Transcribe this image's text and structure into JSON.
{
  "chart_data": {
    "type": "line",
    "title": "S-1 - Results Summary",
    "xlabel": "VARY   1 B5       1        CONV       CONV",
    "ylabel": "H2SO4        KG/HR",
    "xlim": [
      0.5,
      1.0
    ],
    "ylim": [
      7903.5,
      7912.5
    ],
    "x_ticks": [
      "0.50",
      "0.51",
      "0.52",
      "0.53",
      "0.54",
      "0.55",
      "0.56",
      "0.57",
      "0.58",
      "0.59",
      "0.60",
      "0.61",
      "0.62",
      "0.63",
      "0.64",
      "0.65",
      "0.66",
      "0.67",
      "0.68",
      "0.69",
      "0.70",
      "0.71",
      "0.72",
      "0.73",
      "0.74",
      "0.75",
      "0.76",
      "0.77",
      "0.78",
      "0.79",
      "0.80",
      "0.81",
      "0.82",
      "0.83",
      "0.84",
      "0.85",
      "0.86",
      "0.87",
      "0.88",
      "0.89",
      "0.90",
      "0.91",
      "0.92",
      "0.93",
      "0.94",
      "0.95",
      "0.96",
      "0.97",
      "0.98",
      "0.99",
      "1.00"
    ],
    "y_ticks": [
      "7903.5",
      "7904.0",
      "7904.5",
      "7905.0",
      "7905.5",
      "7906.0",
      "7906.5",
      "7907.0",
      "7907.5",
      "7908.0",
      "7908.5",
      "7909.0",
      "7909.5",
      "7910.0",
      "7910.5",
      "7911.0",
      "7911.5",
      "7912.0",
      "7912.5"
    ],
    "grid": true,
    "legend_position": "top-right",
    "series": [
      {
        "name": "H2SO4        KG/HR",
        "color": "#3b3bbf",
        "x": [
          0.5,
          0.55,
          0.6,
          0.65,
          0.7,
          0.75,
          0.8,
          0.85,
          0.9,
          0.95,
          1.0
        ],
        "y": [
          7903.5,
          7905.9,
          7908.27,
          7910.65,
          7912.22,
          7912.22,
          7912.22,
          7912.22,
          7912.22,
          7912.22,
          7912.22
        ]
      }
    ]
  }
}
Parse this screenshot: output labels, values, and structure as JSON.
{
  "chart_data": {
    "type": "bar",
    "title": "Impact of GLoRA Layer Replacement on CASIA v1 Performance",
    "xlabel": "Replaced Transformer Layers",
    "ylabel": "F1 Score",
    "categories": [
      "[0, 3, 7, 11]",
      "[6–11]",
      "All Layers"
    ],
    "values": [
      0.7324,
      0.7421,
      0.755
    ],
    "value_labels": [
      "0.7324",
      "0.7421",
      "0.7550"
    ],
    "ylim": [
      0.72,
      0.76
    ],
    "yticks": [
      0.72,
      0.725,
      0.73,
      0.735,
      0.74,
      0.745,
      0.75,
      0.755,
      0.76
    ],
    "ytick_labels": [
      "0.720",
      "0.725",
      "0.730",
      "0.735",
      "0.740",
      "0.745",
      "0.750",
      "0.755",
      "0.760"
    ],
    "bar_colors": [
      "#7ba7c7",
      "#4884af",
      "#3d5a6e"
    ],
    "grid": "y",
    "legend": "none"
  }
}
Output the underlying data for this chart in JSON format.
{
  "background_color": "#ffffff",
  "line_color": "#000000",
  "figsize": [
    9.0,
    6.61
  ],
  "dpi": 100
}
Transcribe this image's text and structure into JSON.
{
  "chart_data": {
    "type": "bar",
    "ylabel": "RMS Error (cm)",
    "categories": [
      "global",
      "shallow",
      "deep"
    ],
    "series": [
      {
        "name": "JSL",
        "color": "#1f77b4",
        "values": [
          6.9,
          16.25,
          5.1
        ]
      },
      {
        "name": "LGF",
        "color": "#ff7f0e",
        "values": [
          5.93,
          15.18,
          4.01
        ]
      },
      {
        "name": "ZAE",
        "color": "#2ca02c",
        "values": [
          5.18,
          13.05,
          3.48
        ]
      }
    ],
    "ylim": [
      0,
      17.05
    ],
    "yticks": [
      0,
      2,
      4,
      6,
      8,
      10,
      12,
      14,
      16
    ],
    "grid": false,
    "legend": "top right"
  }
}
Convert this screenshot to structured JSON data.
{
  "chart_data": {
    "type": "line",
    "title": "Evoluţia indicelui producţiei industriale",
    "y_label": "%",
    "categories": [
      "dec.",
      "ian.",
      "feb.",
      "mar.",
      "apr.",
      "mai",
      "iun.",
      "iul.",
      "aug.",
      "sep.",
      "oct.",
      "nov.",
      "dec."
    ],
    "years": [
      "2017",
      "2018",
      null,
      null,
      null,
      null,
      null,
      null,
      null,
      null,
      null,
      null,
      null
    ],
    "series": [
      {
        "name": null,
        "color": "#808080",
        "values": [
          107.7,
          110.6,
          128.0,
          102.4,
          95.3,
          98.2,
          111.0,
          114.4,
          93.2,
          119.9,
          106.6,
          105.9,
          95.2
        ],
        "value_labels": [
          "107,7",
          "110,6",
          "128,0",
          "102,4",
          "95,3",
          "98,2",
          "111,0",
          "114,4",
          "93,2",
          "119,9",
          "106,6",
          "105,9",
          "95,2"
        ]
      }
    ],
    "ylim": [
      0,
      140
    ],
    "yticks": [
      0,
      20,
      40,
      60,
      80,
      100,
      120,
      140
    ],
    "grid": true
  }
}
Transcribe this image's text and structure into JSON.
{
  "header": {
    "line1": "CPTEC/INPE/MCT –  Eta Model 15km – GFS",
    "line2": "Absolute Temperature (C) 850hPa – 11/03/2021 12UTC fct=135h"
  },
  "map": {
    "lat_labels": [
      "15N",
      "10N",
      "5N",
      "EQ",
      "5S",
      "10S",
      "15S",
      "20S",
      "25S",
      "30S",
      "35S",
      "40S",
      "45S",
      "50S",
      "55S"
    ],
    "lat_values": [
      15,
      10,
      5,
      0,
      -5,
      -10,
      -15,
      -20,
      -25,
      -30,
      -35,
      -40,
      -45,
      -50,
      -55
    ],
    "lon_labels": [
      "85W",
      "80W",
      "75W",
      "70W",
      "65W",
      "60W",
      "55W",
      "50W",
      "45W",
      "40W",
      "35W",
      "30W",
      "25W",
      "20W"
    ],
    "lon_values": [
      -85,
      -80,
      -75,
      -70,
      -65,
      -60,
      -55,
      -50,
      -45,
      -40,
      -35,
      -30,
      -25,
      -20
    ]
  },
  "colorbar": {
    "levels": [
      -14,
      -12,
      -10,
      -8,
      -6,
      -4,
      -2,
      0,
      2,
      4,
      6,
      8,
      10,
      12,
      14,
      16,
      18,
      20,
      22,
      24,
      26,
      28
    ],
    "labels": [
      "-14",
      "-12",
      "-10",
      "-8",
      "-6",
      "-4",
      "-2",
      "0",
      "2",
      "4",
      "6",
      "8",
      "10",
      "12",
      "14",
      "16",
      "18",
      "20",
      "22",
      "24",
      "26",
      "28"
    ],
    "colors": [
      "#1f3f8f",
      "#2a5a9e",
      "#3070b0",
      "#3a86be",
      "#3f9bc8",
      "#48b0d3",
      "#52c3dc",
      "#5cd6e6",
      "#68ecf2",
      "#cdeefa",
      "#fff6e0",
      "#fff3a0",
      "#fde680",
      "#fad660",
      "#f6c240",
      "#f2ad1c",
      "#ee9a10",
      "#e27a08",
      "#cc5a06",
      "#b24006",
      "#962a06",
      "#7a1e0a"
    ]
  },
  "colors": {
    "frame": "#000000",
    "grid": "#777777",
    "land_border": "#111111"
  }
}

_ _ _ _ _ _ _

(What you are asked to do): Take the records above and return them exactly as written.

(Written solution):
Transcribe this image's text and structure into JSON.
{
  "chart_data": {
    "type": "line",
    "title": "S-1 - Results Summary",
    "xlabel": "VARY   1 B5       1        CONV       CONV",
    "ylabel": "H2SO4        KG/HR",
    "xlim": [
      0.5,
      1.0
    ],
    "ylim": [
      7903.5,
      7912.5
    ],
    "x_ticks": [
      "0.50",
      "0.51",
      "0.52",
      "0.53",
      "0.54",
      "0.55",
      "0.56",
      "0.57",
      "0.58",
      "0.59",
      "0.60",
      "0.61",
      "0.62",
      "0.63",
      "0.64",
      "0.65",
      "0.66",
      "0.67",
      "0.68",
      "0.69",
      "0.70",
      "0.71",
      "0.72",
      "0.73",
      "0.74",
      "0.75",
      "0.76",
      "0.77",
      "0.78",
      "0.79",
      "0.80",
      "0.81",
      "0.82",
      "0.83",
      "0.84",
      "0.85",
      "0.86",
      "0.87",
      "0.88",
      "0.89",
      "0.90",
      "0.91",
      "0.92",
      "0.93",
      "0.94",
      "0.95",
      "0.96",
      "0.97",
      "0.98",
      "0.99",
      "1.00"
    ],
    "y_ticks": [
      "7903.5",
      "7904.0",
      "7904.5",
      "7905.0",
      "7905.5",
      "7906.0",
      "7906.5",
      "7907.0",
      "7907.5",
      "7908.0",
      "7908.5",
      "7909.0",
      "7909.5",
      "7910.0",
      "7910.5",
      "7911.0",
      "7911.5",
      "7912.0",
      "7912.5"
    ],
    "grid": true,
    "legend_position": "top-right",
    "series": [
      {
        "name": "H2SO4        KG/HR",
        "color": "#3b3bbf",
        "x": [
          0.5,
          0.55,
          0.6,
          0.65,
          0.7,
          0.75,
          0.8,
          0.85,
          0.9,
          0.95,
          1.0
        ],
        "y": [
          7903.5,
          7905.9,
          7908.27,
          7910.65,
          7912.22,
          7912.22,
          7912.22,
          7912.22,
          7912.22,
          7912.22,
          7912.22
        ]
      }
    ]
  }
}
Parse this screenshot: output labels, values, and structure as JSON.
{
  "chart_data": {
    "type": "bar",
    "title": "Impact of GLoRA Layer Replacement on CASIA v1 Performance",
    "xlabel": "Replaced Transformer Layers",
    "ylabel": "F1 Score",
    "categories": [
      "[0, 3, 7, 11]",
      "[6–11]",
      "All Layers"
    ],
    "values": [
      0.7324,
      0.7421,
      0.755
    ],
    "value_labels": [
      "0.7324",
      "0.7421",
      "0.7550"
    ],
    "ylim": [
      0.72,
      0.76
    ],
    "yticks": [
      0.72,
      0.725,
      0.73,
      0.735,
      0.74,
      0.745,
      0.75,
      0.755,
      0.76
    ],
    "ytick_labels": [
      "0.720",
      "0.725",
      "0.730",
      "0.735",
      "0.740",
      "0.745",
      "0.750",
      "0.755",
      "0.760"
    ],
    "bar_colors": [
      "#7ba7c7",
      "#4884af",
      "#3d5a6e"
    ],
    "grid": "y",
    "legend": "none"
  }
}
Output the underlying data for this chart in JSON format.
{
  "background_color": "#ffffff",
  "line_color": "#000000",
  "figsize": [
    9.0,
    6.61
  ],
  "dpi": 100
}
Transcribe this image's text and structure into JSON.
{
  "chart_data": {
    "type": "bar",
    "ylabel": "RMS Error (cm)",
    "categories": [
      "global",
      "shallow",
      "deep"
    ],
    "series": [
      {
        "name": "JSL",
        "color": "#1f77b4",
        "values": [
          6.9,
          16.25,
          5.1
        ]
      },
      {
        "name": "LGF",
        "color": "#ff7f0e",
        "values": [
          5.93,
          15.18,
          4.01
        ]
      },
      {
        "name": "ZAE",
        "color": "#2ca02c",
        "values": [
          5.18,
          13.05,
          3.48
        ]
      }
    ],
    "ylim": [
      0,
      17.05
    ],
    "yticks": [
      0,
      2,
      4,
      6,
      8,
      10,
      12,
      14,
      16
    ],
    "grid": false,
    "legend": "top right"
  }
}
Convert this screenshot to structured JSON data.
{
  "chart_data": {
    "type": "line",
    "title": "Evoluţia indicelui producţiei industriale",
    "y_label": "%",
    "categories": [
      "dec.",
      "ian.",
      "feb.",
      "mar.",
      "apr.",
      "mai",
      "iun.",
      "iul.",
      "aug.",
      "sep.",
      "oct.",
      "nov.",
      "dec."
    ],
    "years": [
      "2017",
      "2018",
      null,
      null,
      null,
      null,
      null,
      null,
      null,
      null,
      null,
      null,
      null
    ],
    "series": [
      {
        "name": null,
        "color": "#808080",
        "values": [
          107.7,
          110.6,
          128.0,
          102.4,
          95.3,
          98.2,
          111.0,
          114.4,
          93.2,
          119.9,
          106.6,
          105.9,
          95.2
        ],
        "value_labels": [
          "107,7",
          "110,6",
          "128,0",
          "102,4",
          "95,3",
          "98,2",
          "111,0",
          "114,4",
          "93,2",
          "119,9",
          "106,6",
          "105,9",
          "95,2"
        ]
      }
    ],
    "ylim": [
      0,
      140
    ],
    "yticks": [
      0,
      20,
      40,
      60,
      80,
      100,
      120,
      140
    ],
    "grid": true
  }
}
Transcribe this image's text and structure into JSON.
{
  "header": {
    "line1": "CPTEC/INPE/MCT –  Eta Model 15km – GFS",
    "line2": "Absolute Temperature (C) 850hPa – 11/03/2021 12UTC fct=135h"
  },
  "map": {
    "lat_labels": [
      "15N",
      "10N",
      "5N",
      "EQ",
      "5S",
      "10S",
      "15S",
      "20S",
      "25S",
      "30S",
      "35S",
      "40S",
      "45S",
      "50S",
      "55S"
    ],
    "lat_values": [
      15,
      10,
      5,
      0,
      -5,
      -10,
      -15,
      -20,
      -25,
      -30,
      -35,
      -40,
      -45,
      -50,
      -55
    ],
    "lon_labels": [
      "85W",
      "80W",
      "75W",
      "70W",
      "65W",
      "60W",
      "55W",
      "50W",
      "45W",
      "40W",
      "35W",
      "30W",
      "25W",
      "20W"
    ],
    "lon_values": [
      -85,
      -80,
      -75,
      -70,
      -65,
      -60,
      -55,
      -50,
      -45,
      -40,
      -35,
      -30,
      -25,
      -20
    ]
  },
  "colorbar": {
    "levels": [
      -14,
      -12,
      -10,
      -8,
      -6,
      -4,
      -2,
      0,
      2,
      4,
      6,
      8,
      10,
      12,
      14,
      16,
      18,
      20,
      22,
      24,
      26,
      28
    ],
    "labels": [
      "-14",
      "-12",
      "-10",
      "-8",
      "-6",
      "-4",
      "-2",
      "0",
      "2",
      "4",
      "6",
      "8",
      "10",
      "12",
      "14",
      "16",
      "18",
      "20",
      "22",
      "24",
      "26",
      "28"
    ],
    "colors": [
      "#1f3f8f",
      "#2a5a9e",
      "#3070b0",
      "#3a86be",
      "#3f9bc8",
      "#48b0d3",
      "#52c3dc",
      "#5cd6e6",
      "#68ecf2",
      "#cdeefa",
      "#fff6e0",
      "#fff3a0",
      "#fde680",
      "#fad660",
      "#f6c240",
      "#f2ad1c",
      "#ee9a10",
      "#e27a08",
      "#cc5a06",
      "#b24006",
      "#962a06",
      "#7a1e0a"
    ]
  },
  "colors": {
    "frame": "#000000",
    "grid": "#777777",
    "land_border": "#111111"
  }
}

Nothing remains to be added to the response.